> Aim of the exercise
Below is a block of data; give all of it again word for word.

[Stored data entries]
^^^^^^^^

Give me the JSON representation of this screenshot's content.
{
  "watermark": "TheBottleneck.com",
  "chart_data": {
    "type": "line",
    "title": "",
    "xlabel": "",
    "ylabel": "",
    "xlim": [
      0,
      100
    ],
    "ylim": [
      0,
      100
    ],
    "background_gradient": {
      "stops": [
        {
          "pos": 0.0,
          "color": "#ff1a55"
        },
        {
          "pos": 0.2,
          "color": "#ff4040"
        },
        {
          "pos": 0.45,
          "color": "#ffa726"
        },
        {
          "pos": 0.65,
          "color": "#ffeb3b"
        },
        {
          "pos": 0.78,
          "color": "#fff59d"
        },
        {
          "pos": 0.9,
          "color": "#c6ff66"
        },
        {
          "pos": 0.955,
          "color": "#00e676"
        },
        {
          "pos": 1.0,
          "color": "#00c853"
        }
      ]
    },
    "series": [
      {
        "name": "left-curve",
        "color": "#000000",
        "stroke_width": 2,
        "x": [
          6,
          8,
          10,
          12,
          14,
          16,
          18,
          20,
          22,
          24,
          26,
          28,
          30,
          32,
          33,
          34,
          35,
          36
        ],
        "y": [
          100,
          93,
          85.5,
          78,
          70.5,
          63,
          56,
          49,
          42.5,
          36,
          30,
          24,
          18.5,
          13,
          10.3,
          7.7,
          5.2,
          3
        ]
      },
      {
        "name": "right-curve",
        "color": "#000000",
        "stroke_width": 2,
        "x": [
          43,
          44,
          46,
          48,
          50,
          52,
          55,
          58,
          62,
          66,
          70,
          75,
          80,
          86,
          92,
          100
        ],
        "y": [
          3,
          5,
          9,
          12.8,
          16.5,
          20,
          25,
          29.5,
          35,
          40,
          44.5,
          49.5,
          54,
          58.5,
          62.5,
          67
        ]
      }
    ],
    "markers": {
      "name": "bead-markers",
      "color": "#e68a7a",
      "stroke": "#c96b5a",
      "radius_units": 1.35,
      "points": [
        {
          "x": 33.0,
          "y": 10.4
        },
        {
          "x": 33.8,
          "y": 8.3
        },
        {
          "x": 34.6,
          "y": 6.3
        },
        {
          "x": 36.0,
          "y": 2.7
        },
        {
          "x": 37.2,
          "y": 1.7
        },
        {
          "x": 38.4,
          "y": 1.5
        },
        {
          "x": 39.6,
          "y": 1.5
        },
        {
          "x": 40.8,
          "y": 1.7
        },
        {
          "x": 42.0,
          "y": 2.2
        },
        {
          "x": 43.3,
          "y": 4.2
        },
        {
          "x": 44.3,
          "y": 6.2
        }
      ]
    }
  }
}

^^^^^^^^

> Answer to the exercise
Give me the JSON representation of this screenshot's content.
{
  "watermark": "TheBottleneck.com",
  "chart_data": {
    "type": "line",
    "title": "",
    "xlabel": "",
    "ylabel": "",
    "xlim": [
      0,
      100
    ],
    "ylim": [
      0,
      100
    ],
    "background_gradient": {
      "stops": [
        {
          "pos": 0.0,
          "color": "#ff1a55"
        },
        {
          "pos": 0.2,
          "color": "#ff4040"
        },
        {
          "pos": 0.45,
          "color": "#ffa726"
        },
        {
          "pos": 0.65,
          "color": "#ffeb3b"
        },
        {
          "pos": 0.78,
          "color": "#fff59d"
        },
        {
          "pos": 0.9,
          "color": "#c6ff66"
        },
        {
          "pos": 0.955,
          "color": "#00e676"
        },
        {
          "pos": 1.0,
          "color": "#00c853"
        }
      ]
    },
    "series": [
      {
        "name": "left-curve",
        "color": "#000000",
        "stroke_width": 2,
        "x": [
          6,
          8,
          10,
          12,
          14,
          16,
          18,
          20,
          22,
          24,
          26,
          28,
          30,
          32,
          33,
          34,
          35,
          36
        ],
        "y": [
          100,
          93,
          85.5,
          78,
          70.5,
          63,
          56,
          49,
          42.5,
          36,
          30,
          24,
          18.5,
          13,
          10.3,
          7.7,
          5.2,
          3
        ]
      },
      {
        "name": "right-curve",
        "color": "#000000",
        "stroke_width": 2,
        "x": [
          43,
          44,
          46,
          48,
          50,
          52,
          55,
          58,
          62,
          66,
          70,
          75,
          80,
          86,
          92,
          100
        ],
        "y": [
          3,
          5,
          9,
          12.8,
          16.5,
          20,
          25,
          29.5,
          35,
          40,
          44.5,
          49.5,
          54,
          58.5,
          62.5,
          67
        ]
      }
    ],
    "markers": {
      "name": "bead-markers",
      "color": "#e68a7a",
      "stroke": "#c96b5a",
      "radius_units": 1.35,
      "points": [
        {
          "x": 33.0,
          "y": 10.4
        },
        {
          "x": 33.8,
          "y": 8.3
        },
        {
          "x": 34.6,
          "y": 6.3
        },
        {
          "x": 36.0,
          "y": 2.7
        },
        {
          "x": 37.2,
          "y": 1.7
        },
        {
          "x": 38.4,
          "y": 1.5
        },
        {
          "x": 39.6,
          "y": 1.5
        },
        {
          "x": 40.8,
          "y": 1.7
        },
        {
          "x": 42.0,
          "y": 2.2
        },
        {
          "x": 43.3,
          "y": 4.2
        },
        {
          "x": 44.3,
          "y": 6.2
        }
      ]
    }
  }
}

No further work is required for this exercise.